### Exercise aim
Keep only the lines that hold the string "params", filtering out the rest of the entries below.

#### Supplied information

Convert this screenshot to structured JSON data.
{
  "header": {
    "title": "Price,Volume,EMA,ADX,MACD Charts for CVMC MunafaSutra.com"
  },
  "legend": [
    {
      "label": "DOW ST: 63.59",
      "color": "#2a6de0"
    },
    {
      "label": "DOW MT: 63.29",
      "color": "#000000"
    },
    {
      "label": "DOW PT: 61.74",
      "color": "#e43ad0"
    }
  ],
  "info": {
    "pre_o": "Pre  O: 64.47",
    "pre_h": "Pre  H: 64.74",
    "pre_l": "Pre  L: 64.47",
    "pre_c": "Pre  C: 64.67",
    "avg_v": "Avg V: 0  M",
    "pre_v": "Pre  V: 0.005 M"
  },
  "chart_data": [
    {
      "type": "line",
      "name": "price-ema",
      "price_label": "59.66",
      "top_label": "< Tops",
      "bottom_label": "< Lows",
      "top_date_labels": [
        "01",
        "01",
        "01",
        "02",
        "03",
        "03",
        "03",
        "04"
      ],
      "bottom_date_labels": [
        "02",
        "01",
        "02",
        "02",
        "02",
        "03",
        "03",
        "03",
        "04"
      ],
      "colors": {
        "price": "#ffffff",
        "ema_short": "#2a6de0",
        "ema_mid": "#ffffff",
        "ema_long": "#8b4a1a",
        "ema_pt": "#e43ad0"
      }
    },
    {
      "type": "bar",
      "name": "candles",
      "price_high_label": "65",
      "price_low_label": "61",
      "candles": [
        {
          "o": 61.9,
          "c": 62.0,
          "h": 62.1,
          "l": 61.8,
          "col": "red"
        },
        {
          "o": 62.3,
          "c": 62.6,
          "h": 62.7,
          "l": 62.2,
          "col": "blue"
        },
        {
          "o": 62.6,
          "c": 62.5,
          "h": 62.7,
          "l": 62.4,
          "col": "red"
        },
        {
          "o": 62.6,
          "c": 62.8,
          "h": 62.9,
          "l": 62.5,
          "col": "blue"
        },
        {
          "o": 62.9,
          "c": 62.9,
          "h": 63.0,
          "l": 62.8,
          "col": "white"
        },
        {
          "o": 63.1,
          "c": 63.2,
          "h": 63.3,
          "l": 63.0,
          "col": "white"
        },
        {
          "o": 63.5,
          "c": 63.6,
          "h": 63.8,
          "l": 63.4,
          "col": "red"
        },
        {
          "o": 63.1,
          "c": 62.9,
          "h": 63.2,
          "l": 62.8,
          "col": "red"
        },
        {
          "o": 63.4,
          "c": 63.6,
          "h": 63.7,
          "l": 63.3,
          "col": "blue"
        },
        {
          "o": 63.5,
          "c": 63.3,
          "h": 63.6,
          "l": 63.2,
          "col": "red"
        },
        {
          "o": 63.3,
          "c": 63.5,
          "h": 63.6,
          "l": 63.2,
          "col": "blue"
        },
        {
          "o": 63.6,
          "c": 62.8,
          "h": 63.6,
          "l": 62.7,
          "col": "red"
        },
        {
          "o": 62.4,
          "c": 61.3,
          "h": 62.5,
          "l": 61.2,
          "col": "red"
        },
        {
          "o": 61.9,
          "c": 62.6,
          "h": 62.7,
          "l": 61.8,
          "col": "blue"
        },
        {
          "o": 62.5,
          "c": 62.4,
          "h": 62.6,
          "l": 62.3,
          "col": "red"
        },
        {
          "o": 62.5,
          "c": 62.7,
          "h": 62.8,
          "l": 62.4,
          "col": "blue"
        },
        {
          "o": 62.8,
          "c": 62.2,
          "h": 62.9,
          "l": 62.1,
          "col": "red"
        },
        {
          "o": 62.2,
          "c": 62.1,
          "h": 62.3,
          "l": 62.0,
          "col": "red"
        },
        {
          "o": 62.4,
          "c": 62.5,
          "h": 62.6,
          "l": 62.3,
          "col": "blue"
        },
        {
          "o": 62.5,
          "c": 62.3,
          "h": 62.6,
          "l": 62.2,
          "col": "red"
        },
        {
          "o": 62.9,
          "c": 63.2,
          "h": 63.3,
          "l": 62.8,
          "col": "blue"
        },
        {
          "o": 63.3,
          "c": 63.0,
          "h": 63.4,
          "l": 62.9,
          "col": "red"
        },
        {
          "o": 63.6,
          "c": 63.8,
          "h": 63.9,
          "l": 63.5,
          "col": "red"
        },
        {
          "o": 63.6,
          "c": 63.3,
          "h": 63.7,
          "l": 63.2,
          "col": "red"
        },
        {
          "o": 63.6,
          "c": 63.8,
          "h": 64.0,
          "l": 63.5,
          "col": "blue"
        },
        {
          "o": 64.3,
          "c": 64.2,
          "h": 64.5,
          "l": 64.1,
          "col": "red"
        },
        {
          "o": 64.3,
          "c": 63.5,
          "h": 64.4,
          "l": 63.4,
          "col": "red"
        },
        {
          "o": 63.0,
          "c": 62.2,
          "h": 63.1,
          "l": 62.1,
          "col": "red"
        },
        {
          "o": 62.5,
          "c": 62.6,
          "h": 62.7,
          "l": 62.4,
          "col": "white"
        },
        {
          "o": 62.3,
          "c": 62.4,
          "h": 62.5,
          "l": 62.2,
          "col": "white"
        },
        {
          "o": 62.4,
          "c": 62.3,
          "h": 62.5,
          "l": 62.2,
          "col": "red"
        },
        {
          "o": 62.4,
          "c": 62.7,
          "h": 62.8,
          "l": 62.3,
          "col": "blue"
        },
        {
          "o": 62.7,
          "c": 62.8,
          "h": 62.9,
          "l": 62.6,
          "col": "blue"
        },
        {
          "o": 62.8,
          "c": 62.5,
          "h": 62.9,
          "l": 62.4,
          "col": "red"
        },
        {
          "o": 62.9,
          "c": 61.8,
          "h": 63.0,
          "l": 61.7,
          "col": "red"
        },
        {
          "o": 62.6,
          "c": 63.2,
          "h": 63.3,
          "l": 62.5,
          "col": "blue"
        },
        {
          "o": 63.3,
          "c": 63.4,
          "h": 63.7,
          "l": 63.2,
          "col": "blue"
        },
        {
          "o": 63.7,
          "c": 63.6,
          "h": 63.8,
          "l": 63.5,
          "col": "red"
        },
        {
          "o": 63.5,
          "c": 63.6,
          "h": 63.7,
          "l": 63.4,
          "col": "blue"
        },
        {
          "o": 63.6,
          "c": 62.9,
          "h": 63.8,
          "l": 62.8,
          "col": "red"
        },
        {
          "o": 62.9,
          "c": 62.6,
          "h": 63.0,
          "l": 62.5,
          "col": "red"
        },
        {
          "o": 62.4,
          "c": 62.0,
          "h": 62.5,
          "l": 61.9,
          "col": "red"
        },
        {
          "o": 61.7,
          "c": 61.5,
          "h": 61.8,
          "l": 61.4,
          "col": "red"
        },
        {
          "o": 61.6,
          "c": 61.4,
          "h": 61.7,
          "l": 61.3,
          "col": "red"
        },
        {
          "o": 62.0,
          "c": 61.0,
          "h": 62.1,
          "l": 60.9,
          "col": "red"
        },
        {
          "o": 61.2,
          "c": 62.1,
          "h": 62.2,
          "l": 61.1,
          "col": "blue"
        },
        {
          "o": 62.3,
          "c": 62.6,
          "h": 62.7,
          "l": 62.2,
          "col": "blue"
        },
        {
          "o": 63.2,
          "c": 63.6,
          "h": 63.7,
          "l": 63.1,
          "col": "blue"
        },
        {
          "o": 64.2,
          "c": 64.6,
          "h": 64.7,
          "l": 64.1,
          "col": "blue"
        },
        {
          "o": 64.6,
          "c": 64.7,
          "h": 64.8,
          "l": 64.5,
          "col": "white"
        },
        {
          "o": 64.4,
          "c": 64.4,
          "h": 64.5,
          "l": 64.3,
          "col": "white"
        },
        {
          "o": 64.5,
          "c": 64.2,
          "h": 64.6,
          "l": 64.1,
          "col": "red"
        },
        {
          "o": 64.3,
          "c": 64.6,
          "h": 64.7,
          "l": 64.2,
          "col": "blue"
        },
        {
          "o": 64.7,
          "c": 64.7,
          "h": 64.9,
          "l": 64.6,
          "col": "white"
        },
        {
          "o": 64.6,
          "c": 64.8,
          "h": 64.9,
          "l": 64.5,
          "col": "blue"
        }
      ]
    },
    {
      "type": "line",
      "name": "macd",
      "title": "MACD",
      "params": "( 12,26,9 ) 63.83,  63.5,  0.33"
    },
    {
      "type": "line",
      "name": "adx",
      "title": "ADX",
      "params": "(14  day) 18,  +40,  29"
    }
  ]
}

########

### Answer
      "params": "( 12,26,9 ) 63.83,  63.5,  0.33"
      "params": "(14  day) 18,  +40,  29"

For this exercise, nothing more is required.